GOAL OF THE EXERCISE: Leave out the pictures, then reproduce the rest of the material exactly.

ENTRIES PROVIDED:
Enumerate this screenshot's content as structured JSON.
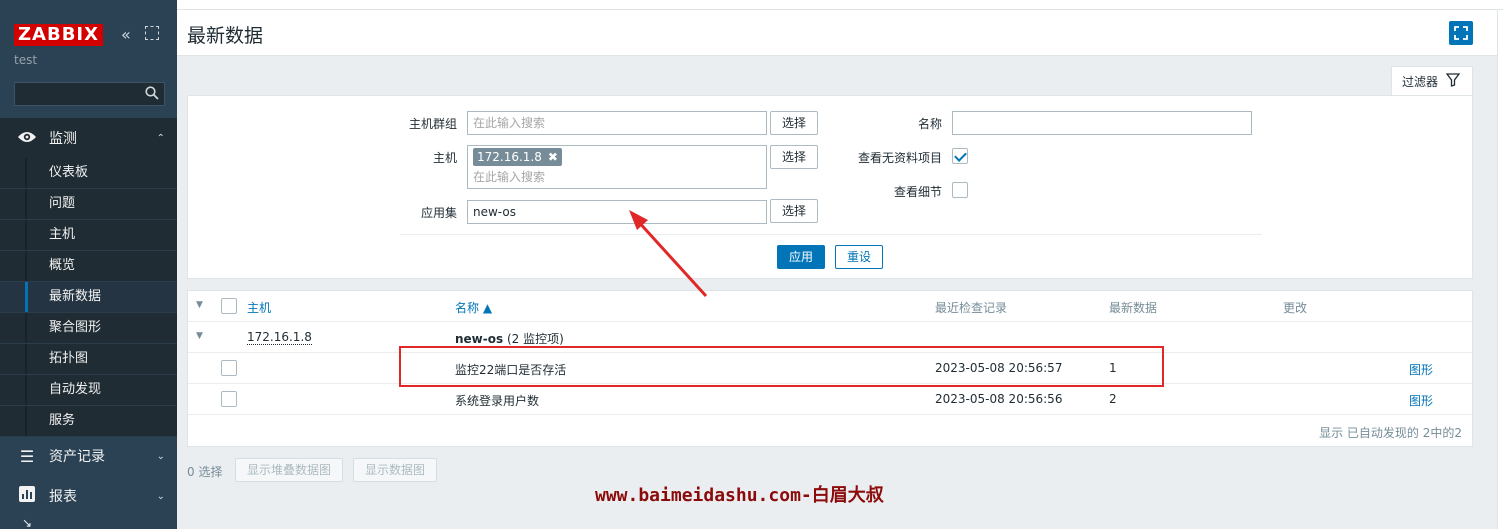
{
  "sidebar": {
    "logo": "ZABBIX",
    "server_name": "test",
    "search_placeholder": "",
    "sections": {
      "monitoring": "监测",
      "assets": "资产记录",
      "reports": "报表"
    },
    "monitoring_items": [
      "仪表板",
      "问题",
      "主机",
      "概览",
      "最新数据",
      "聚合图形",
      "拓扑图",
      "自动发现",
      "服务"
    ],
    "active_item": "最新数据"
  },
  "header": {
    "title": "最新数据"
  },
  "filter": {
    "tab_label": "过滤器",
    "host_group_label": "主机群组",
    "host_group_placeholder": "在此输入搜索",
    "host_label": "主机",
    "host_tag": "172.16.1.8",
    "host_placeholder": "在此输入搜索",
    "application_label": "应用集",
    "application_value": "new-os",
    "select_label": "选择",
    "name_label": "名称",
    "name_value": "",
    "show_without_data_label": "查看无资料项目",
    "show_without_data": true,
    "show_details_label": "查看细节",
    "show_details": false,
    "apply_label": "应用",
    "reset_label": "重设"
  },
  "table": {
    "headers": {
      "host": "主机",
      "name": "名称 ▲",
      "last_check": "最近检查记录",
      "last_value": "最新数据",
      "change": "更改"
    },
    "group": {
      "host": "172.16.1.8",
      "app_name": "new-os",
      "app_count": "(2 监控项)"
    },
    "rows": [
      {
        "name": "监控22端口是否存活",
        "last_check": "2023-05-08 20:56:57",
        "last_value": "1",
        "change": "",
        "action": "图形"
      },
      {
        "name": "系统登录用户数",
        "last_check": "2023-05-08 20:56:56",
        "last_value": "2",
        "change": "",
        "action": "图形"
      }
    ],
    "footer": "显示 已自动发现的 2中的2"
  },
  "actions": {
    "selected_count": "0 选择",
    "stacked_graph": "显示堆叠数据图",
    "graph": "显示数据图"
  },
  "watermark": "www.baimeidashu.com-白眉大叔",
  "colors": {
    "sidebar_bg": "#2b4255",
    "accent": "#0275b8",
    "logo_red": "#d40000",
    "annotation_red": "#e02828"
  }
}
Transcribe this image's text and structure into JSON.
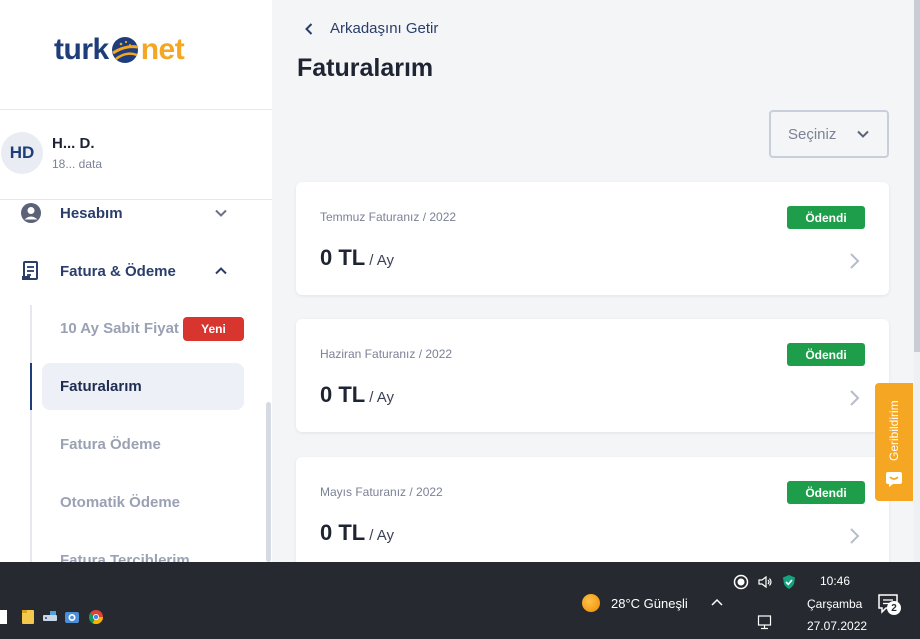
{
  "brand": {
    "logo_turk": "turk",
    "logo_net": "net",
    "primary": "#1f3d7a",
    "accent": "#f5a623"
  },
  "user": {
    "initials": "HD",
    "name": "H... D.",
    "subtitle": "18... data"
  },
  "sidebar": {
    "items": [
      {
        "label": "Hesabım",
        "icon": "user-circle-icon",
        "expanded": false
      },
      {
        "label": "Fatura & Ödeme",
        "icon": "invoice-icon",
        "expanded": true
      }
    ],
    "submenu": [
      {
        "label": "10 Ay Sabit Fiyat",
        "badge": "Yeni"
      },
      {
        "label": "Faturalarım",
        "active": true
      },
      {
        "label": "Fatura Ödeme"
      },
      {
        "label": "Otomatik Ödeme"
      },
      {
        "label": "Fatura Tercihlerim"
      }
    ]
  },
  "header": {
    "back_label": "Arkadaşını Getir",
    "title": "Faturalarım"
  },
  "filter": {
    "placeholder": "Seçiniz"
  },
  "invoices": [
    {
      "title": "Temmuz Faturanız / 2022",
      "amount": "0 TL",
      "period": "/ Ay",
      "status": "Ödendi"
    },
    {
      "title": "Haziran Faturanız / 2022",
      "amount": "0 TL",
      "period": "/ Ay",
      "status": "Ödendi"
    },
    {
      "title": "Mayıs Faturanız / 2022",
      "amount": "0 TL",
      "period": "/ Ay",
      "status": "Ödendi"
    }
  ],
  "feedback": {
    "label": "Geribildirim"
  },
  "taskbar": {
    "weather": "28°C  Güneşli",
    "time": "10:46",
    "day": "Çarşamba",
    "date": "27.07.2022",
    "notifications": "2"
  },
  "colors": {
    "paid": "#1e9d4a",
    "new_badge": "#d9352f"
  }
}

TASK RESPONSE:
Enumerate this screenshot's content as structured JSON.
{
  "sidebar": {
    "logo": "ZABBIX",
    "server_name": "test",
    "search_placeholder": "",
    "sections": {
      "monitoring": "监测",
      "assets": "资产记录",
      "reports": "报表"
    },
    "monitoring_items": [
      "仪表板",
      "问题",
      "主机",
      "概览",
      "最新数据",
      "聚合图形",
      "拓扑图",
      "自动发现",
      "服务"
    ],
    "active_item": "最新数据"
  },
  "header": {
    "title": "最新数据"
  },
  "filter": {
    "tab_label": "过滤器",
    "host_group_label": "主机群组",
    "host_group_placeholder": "在此输入搜索",
    "host_label": "主机",
    "host_tag": "172.16.1.8",
    "host_placeholder": "在此输入搜索",
    "application_label": "应用集",
    "application_value": "new-os",
    "select_label": "选择",
    "name_label": "名称",
    "name_value": "",
    "show_without_data_label": "查看无资料项目",
    "show_without_data": true,
    "show_details_label": "查看细节",
    "show_details": false,
    "apply_label": "应用",
    "reset_label": "重设"
  },
  "table": {
    "headers": {
      "host": "主机",
      "name": "名称 ▲",
      "last_check": "最近检查记录",
      "last_value": "最新数据",
      "change": "更改"
    },
    "group": {
      "host": "172.16.1.8",
      "app_name": "new-os",
      "app_count": "(2 监控项)"
    },
    "rows": [
      {
        "name": "监控22端口是否存活",
        "last_check": "2023-05-08 20:56:57",
        "last_value": "1",
        "change": "",
        "action": "图形"
      },
      {
        "name": "系统登录用户数",
        "last_check": "2023-05-08 20:56:56",
        "last_value": "2",
        "change": "",
        "action": "图形"
      }
    ],
    "footer": "显示 已自动发现的 2中的2"
  },
  "actions": {
    "selected_count": "0 选择",
    "stacked_graph": "显示堆叠数据图",
    "graph": "显示数据图"
  },
  "watermark": "www.baimeidashu.com-白眉大叔",
  "colors": {
    "sidebar_bg": "#2b4255",
    "accent": "#0275b8",
    "logo_red": "#d40000",
    "annotation_red": "#e02828"
  }
}
Transcribe this image's text and structure into JSON.
{
  "brand": {
    "logo_turk": "turk",
    "logo_net": "net",
    "primary": "#1f3d7a",
    "accent": "#f5a623"
  },
  "user": {
    "initials": "HD",
    "name": "H... D.",
    "subtitle": "18... data"
  },
  "sidebar": {
    "items": [
      {
        "label": "Hesabım",
        "icon": "user-circle-icon",
        "expanded": false
      },
      {
        "label": "Fatura & Ödeme",
        "icon": "invoice-icon",
        "expanded": true
      }
    ],
    "submenu": [
      {
        "label": "10 Ay Sabit Fiyat",
        "badge": "Yeni"
      },
      {
        "label": "Faturalarım",
        "active": true
      },
      {
        "label": "Fatura Ödeme"
      },
      {
        "label": "Otomatik Ödeme"
      },
      {
        "label": "Fatura Tercihlerim"
      }
    ]
  },
  "header": {
    "back_label": "Arkadaşını Getir",
    "title": "Faturalarım"
  },
  "filter": {
    "placeholder": "Seçiniz"
  },
  "invoices": [
    {
      "title": "Temmuz Faturanız / 2022",
      "amount": "0 TL",
      "period": "/ Ay",
      "status": "Ödendi"
    },
    {
      "title": "Haziran Faturanız / 2022",
      "amount": "0 TL",
      "period": "/ Ay",
      "status": "Ödendi"
    },
    {
      "title": "Mayıs Faturanız / 2022",
      "amount": "0 TL",
      "period": "/ Ay",
      "status": "Ödendi"
    }
  ],
  "feedback": {
    "label": "Geribildirim"
  },
  "taskbar": {
    "weather": "28°C  Güneşli",
    "time": "10:46",
    "day": "Çarşamba",
    "date": "27.07.2022",
    "notifications": "2"
  },
  "colors": {
    "paid": "#1e9d4a",
    "new_badge": "#d9352f"
  }
}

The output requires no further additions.